Collected data:

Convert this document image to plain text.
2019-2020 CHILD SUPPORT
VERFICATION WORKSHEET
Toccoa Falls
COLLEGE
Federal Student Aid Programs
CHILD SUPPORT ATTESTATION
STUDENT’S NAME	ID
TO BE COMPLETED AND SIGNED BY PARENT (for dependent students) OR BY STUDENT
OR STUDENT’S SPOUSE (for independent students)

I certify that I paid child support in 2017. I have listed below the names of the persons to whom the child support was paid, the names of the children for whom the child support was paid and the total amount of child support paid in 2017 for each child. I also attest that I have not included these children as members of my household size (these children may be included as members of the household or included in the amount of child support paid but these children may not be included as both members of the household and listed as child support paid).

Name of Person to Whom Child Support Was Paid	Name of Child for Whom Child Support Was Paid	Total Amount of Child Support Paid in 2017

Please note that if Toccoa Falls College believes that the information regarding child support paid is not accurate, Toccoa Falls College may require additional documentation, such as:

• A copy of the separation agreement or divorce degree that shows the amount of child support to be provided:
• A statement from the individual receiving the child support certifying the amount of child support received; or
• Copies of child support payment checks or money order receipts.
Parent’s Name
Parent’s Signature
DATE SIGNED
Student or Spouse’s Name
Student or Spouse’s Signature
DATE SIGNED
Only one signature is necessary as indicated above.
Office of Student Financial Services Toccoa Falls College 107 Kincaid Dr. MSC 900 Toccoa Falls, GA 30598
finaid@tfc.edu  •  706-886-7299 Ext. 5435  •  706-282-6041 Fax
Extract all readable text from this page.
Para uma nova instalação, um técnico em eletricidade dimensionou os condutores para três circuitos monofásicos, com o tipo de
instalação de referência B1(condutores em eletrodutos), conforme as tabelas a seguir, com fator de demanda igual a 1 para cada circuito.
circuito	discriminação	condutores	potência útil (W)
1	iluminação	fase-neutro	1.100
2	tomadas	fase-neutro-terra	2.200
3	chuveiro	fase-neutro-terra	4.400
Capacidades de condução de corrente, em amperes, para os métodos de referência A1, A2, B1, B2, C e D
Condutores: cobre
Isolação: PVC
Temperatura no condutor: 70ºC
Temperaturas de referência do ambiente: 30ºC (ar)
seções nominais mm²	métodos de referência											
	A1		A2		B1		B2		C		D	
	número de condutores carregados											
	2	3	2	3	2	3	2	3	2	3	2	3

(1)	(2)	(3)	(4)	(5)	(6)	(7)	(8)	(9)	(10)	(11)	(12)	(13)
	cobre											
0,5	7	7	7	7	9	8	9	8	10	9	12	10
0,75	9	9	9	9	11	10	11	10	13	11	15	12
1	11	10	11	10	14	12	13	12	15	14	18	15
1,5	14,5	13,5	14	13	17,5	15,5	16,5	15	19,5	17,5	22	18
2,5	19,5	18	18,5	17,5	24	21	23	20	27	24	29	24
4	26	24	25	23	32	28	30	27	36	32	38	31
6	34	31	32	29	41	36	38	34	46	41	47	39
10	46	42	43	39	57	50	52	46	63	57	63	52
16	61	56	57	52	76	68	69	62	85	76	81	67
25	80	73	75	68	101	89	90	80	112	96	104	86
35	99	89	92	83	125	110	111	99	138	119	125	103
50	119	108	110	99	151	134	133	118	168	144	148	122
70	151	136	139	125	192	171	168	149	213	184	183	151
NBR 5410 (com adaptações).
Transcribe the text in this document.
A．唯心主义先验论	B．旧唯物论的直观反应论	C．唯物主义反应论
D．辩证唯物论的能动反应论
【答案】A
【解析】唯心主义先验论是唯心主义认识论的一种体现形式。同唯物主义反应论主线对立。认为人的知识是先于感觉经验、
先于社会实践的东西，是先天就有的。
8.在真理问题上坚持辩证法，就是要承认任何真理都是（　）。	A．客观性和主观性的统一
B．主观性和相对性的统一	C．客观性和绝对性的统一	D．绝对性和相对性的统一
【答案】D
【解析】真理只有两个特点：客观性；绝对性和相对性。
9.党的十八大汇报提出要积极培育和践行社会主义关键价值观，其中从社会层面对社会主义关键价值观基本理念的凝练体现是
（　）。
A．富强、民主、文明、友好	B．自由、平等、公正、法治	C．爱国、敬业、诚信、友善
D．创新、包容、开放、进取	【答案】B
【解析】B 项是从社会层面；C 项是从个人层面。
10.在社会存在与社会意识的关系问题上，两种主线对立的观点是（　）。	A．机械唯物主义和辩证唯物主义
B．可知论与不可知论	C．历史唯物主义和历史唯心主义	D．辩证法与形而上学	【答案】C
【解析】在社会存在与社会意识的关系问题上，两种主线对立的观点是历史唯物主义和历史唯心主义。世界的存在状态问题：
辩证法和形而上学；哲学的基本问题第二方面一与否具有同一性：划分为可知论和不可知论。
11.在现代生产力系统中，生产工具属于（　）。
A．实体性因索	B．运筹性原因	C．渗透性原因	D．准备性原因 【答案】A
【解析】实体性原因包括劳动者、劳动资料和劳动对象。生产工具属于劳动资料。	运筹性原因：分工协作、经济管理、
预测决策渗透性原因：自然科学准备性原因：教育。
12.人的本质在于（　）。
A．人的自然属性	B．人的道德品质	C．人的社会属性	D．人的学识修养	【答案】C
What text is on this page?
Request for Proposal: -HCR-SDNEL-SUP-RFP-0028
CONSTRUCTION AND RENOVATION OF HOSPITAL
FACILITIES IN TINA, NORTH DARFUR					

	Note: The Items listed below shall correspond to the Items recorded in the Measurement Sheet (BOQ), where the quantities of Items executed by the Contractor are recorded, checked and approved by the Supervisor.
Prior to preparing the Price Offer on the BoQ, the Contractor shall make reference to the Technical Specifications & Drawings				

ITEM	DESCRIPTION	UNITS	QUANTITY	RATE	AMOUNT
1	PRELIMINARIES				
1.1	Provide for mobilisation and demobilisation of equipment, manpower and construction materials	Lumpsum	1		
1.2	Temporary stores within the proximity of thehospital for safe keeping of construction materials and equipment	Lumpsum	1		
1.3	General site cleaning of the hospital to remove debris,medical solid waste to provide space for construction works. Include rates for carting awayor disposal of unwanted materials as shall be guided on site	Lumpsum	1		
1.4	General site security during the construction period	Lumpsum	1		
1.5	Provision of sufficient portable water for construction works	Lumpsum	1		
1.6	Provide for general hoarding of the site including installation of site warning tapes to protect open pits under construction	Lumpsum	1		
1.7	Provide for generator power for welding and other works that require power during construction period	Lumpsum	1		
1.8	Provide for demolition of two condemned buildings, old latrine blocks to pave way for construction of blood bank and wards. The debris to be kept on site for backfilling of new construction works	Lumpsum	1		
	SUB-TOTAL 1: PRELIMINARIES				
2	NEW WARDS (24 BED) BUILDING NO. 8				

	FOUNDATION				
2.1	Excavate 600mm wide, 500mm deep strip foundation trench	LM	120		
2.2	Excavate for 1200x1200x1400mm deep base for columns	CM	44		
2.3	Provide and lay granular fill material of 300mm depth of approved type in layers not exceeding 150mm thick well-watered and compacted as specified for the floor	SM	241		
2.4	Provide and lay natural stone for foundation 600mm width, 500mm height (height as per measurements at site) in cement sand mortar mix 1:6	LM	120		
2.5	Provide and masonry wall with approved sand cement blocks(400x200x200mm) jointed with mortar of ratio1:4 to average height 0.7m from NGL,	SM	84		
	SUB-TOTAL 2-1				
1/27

**WORK TO BE COMPLETED:** Filter the entries above down to the lines containing the word "referência".

**REPLY:**
instalação de referência B1(condutores em eletrodutos), conforme as tabelas a seguir, com fator de demanda igual a 1 para cada circuito.
Capacidades de condução de corrente, em amperes, para os métodos de referência A1, A2, B1, B2, C e D
Temperaturas de referência do ambiente: 30ºC (ar)
seções nominais mm²	métodos de referência											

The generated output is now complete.